#### Data provided

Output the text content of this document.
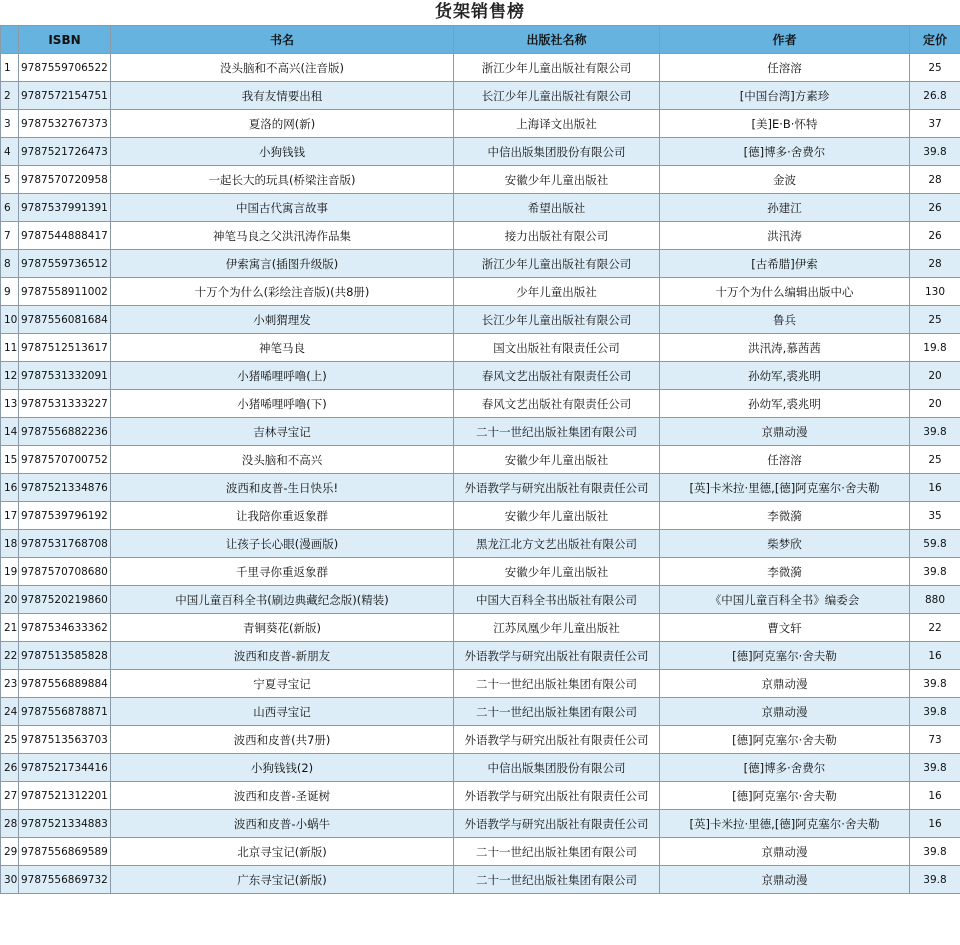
货架销售榜
	ISBN	书名	出版社名称	作者	定价
1	9787559706522	没头脑和不高兴(注音版)	浙江少年儿童出版社有限公司	任溶溶	25
2	9787572154751	我有友情要出租	长江少年儿童出版社有限公司	[中国台湾]方素珍	26.8
3	9787532767373	夏洛的网(新)	上海译文出版社	[美]E·B·怀特	37
4	9787521726473	小狗钱钱	中信出版集团股份有限公司	[德]博多·舍费尔	39.8
5	9787570720958	一起长大的玩具(桥梁注音版)	安徽少年儿童出版社	金波	28
6	9787537991391	中国古代寓言故事	希望出版社	孙建江	26
7	9787544888417	神笔马良之父洪汛涛作品集	接力出版社有限公司	洪汛涛	26
8	9787559736512	伊索寓言(插图升级版)	浙江少年儿童出版社有限公司	[古希腊]伊索	28
9	9787558911002	十万个为什么(彩绘注音版)(共8册)	少年儿童出版社	十万个为什么编辑出版中心	130
10	9787556081684	小刺猬理发	长江少年儿童出版社有限公司	鲁兵	25
11	9787512513617	神笔马良	国文出版社有限责任公司	洪汛涛,慕茜茜	19.8
12	9787531332091	小猪唏哩呼噜(上)	春风文艺出版社有限责任公司	孙幼军,裘兆明	20
13	9787531333227	小猪唏哩呼噜(下)	春风文艺出版社有限责任公司	孙幼军,裘兆明	20
14	9787556882236	吉林寻宝记	二十一世纪出版社集团有限公司	京鼎动漫	39.8
15	9787570700752	没头脑和不高兴	安徽少年儿童出版社	任溶溶	25
16	9787521334876	波西和皮普-生日快乐!	外语教学与研究出版社有限责任公司	[英]卡米拉·里德,[德]阿克塞尔·舍夫勒	16
17	9787539796192	让我陪你重返象群	安徽少年儿童出版社	李微漪	35
18	9787531768708	让孩子长心眼(漫画版)	黑龙江北方文艺出版社有限公司	柴梦欣	59.8
19	9787570708680	千里寻你重返象群	安徽少年儿童出版社	李微漪	39.8
20	9787520219860	中国儿童百科全书(刷边典藏纪念版)(精装)	中国大百科全书出版社有限公司	《中国儿童百科全书》编委会	880
21	9787534633362	青铜葵花(新版)	江苏凤凰少年儿童出版社	曹文轩	22
22	9787513585828	波西和皮普-新朋友	外语教学与研究出版社有限责任公司	[德]阿克塞尔·舍夫勒	16
23	9787556889884	宁夏寻宝记	二十一世纪出版社集团有限公司	京鼎动漫	39.8
24	9787556878871	山西寻宝记	二十一世纪出版社集团有限公司	京鼎动漫	39.8
25	9787513563703	波西和皮普(共7册)	外语教学与研究出版社有限责任公司	[德]阿克塞尔·舍夫勒	73
26	9787521734416	小狗钱钱(2)	中信出版集团股份有限公司	[德]博多·舍费尔	39.8
27	9787521312201	波西和皮普-圣诞树	外语教学与研究出版社有限责任公司	[德]阿克塞尔·舍夫勒	16
28	9787521334883	波西和皮普-小蜗牛	外语教学与研究出版社有限责任公司	[英]卡米拉·里德,[德]阿克塞尔·舍夫勒	16
29	9787556869589	北京寻宝记(新版)	二十一世纪出版社集团有限公司	京鼎动漫	39.8
30	9787556869732	广东寻宝记(新版)	二十一世纪出版社集团有限公司	京鼎动漫	39.8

#### Aim
In the records above, locate every line with the string "二十一世纪出版社集团有限公司" and copy it.

#### Written solution
14	9787556882236	吉林寻宝记	二十一世纪出版社集团有限公司	京鼎动漫	39.8
23	9787556889884	宁夏寻宝记	二十一世纪出版社集团有限公司	京鼎动漫	39.8
24	9787556878871	山西寻宝记	二十一世纪出版社集团有限公司	京鼎动漫	39.8
29	9787556869589	北京寻宝记(新版)	二十一世纪出版社集团有限公司	京鼎动漫	39.8
30	9787556869732	广东寻宝记(新版)	二十一世纪出版社集团有限公司	京鼎动漫	39.8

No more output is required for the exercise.